- _PROBLEM DESCRIPTION_
Each entry below is to be written out exactly, and the pictures are to be left out.

::::::

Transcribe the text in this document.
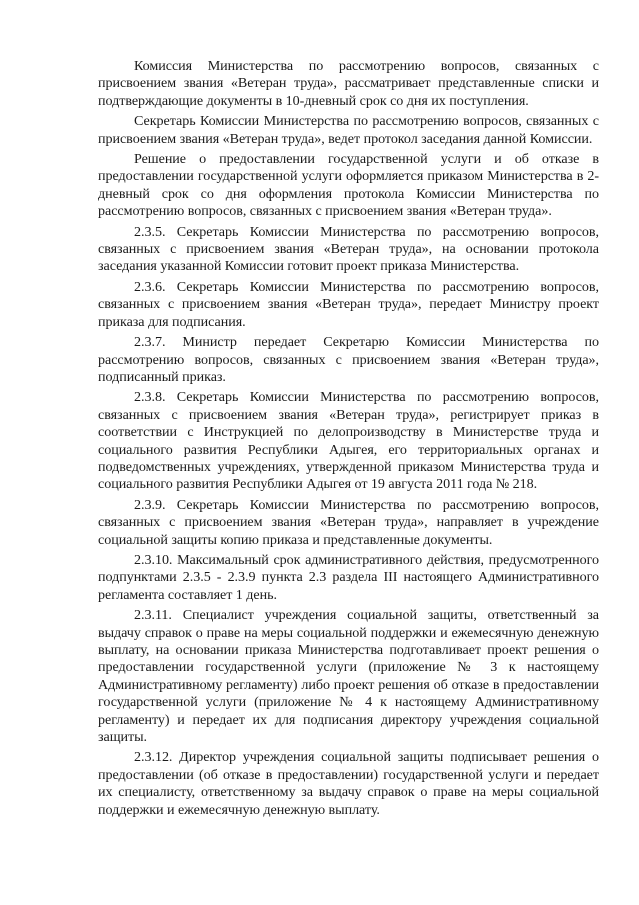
Комиссия Министерства по рассмотрению вопросов, связанных с присвоением звания «Ветеран труда», рассматривает представленные списки и подтверждающие документы в 10-дневный срок со дня их поступления.

Секретарь Комиссии Министерства по рассмотрению вопросов, связанных с присвоением звания «Ветеран труда», ведет протокол заседания данной Комиссии.

Решение о предоставлении государственной услуги и об отказе в предоставлении государственной услуги оформляется приказом Министерства в 2-дневный срок со дня оформления протокола Комиссии Министерства по рассмотрению вопросов, связанных с присвоением звания «Ветеран труда».

2.3.5. Секретарь Комиссии Министерства по рассмотрению вопросов, связанных с присвоением звания «Ветеран труда», на основании протокола заседания указанной Комиссии готовит проект приказа Министерства.

2.3.6. Секретарь Комиссии Министерства по рассмотрению вопросов, связанных с присвоением звания «Ветеран труда», передает Министру проект приказа для подписания.

2.3.7. Министр передает Секретарю Комиссии Министерства по рассмотрению вопросов, связанных с присвоением звания «Ветеран труда», подписанный приказ.

2.3.8. Секретарь Комиссии Министерства по рассмотрению вопросов, связанных с присвоением звания «Ветеран труда», регистрирует приказ в соответствии с Инструкцией по делопроизводству в Министерстве труда и социального развития Республики Адыгея, его территориальных органах и подведомственных учреждениях, утвержденной приказом Министерства труда и социального развития Республики Адыгея от 19 августа 2011 года № 218.

2.3.9. Секретарь Комиссии Министерства по рассмотрению вопросов, связанных с присвоением звания «Ветеран труда», направляет в учреждение социальной защиты копию приказа и представленные документы.

2.3.10. Максимальный срок административного действия, предусмотренного подпунктами 2.3.5 - 2.3.9 пункта 2.3 раздела III настоящего Административного регламента составляет 1 день.

2.3.11. Специалист учреждения социальной защиты, ответственный за выдачу справок о праве на меры социальной поддержки и ежемесячную денежную выплату, на основании приказа Министерства подготавливает проект решения о предоставлении государственной услуги (приложение № 3 к настоящему Административному регламенту) либо проект решения об отказе в предоставлении государственной услуги (приложение № 4 к настоящему Административному регламенту) и передает их для подписания директору учреждения социальной защиты.

2.3.12. Директор учреждения социальной защиты подписывает решения о предоставлении (об отказе в предоставлении) государственной услуги и передает их специалисту, ответственному за выдачу справок о праве на меры социальной поддержки и ежемесячную денежную выплату.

::::::

- _RESPONSE TO THE TASK_
Transcribe the text in this document.
Комиссия Министерства по рассмотрению вопросов, связанных с присвоением звания «Ветеран труда», рассматривает представленные списки и подтверждающие документы в 10-дневный срок со дня их поступления.

Секретарь Комиссии Министерства по рассмотрению вопросов, связанных с присвоением звания «Ветеран труда», ведет протокол заседания данной Комиссии.

Решение о предоставлении государственной услуги и об отказе в предоставлении государственной услуги оформляется приказом Министерства в 2-дневный срок со дня оформления протокола Комиссии Министерства по рассмотрению вопросов, связанных с присвоением звания «Ветеран труда».

2.3.5. Секретарь Комиссии Министерства по рассмотрению вопросов, связанных с присвоением звания «Ветеран труда», на основании протокола заседания указанной Комиссии готовит проект приказа Министерства.

2.3.6. Секретарь Комиссии Министерства по рассмотрению вопросов, связанных с присвоением звания «Ветеран труда», передает Министру проект приказа для подписания.

2.3.7. Министр передает Секретарю Комиссии Министерства по рассмотрению вопросов, связанных с присвоением звания «Ветеран труда», подписанный приказ.

2.3.8. Секретарь Комиссии Министерства по рассмотрению вопросов, связанных с присвоением звания «Ветеран труда», регистрирует приказ в соответствии с Инструкцией по делопроизводству в Министерстве труда и социального развития Республики Адыгея, его территориальных органах и подведомственных учреждениях, утвержденной приказом Министерства труда и социального развития Республики Адыгея от 19 августа 2011 года № 218.

2.3.9. Секретарь Комиссии Министерства по рассмотрению вопросов, связанных с присвоением звания «Ветеран труда», направляет в учреждение социальной защиты копию приказа и представленные документы.

2.3.10. Максимальный срок административного действия, предусмотренного подпунктами 2.3.5 - 2.3.9 пункта 2.3 раздела III настоящего Административного регламента составляет 1 день.

2.3.11. Специалист учреждения социальной защиты, ответственный за выдачу справок о праве на меры социальной поддержки и ежемесячную денежную выплату, на основании приказа Министерства подготавливает проект решения о предоставлении государственной услуги (приложение № 3 к настоящему Административному регламенту) либо проект решения об отказе в предоставлении государственной услуги (приложение № 4 к настоящему Административному регламенту) и передает их для подписания директору учреждения социальной защиты.

2.3.12. Директор учреждения социальной защиты подписывает решения о предоставлении (об отказе в предоставлении) государственной услуги и передает их специалисту, ответственному за выдачу справок о праве на меры социальной поддержки и ежемесячную денежную выплату.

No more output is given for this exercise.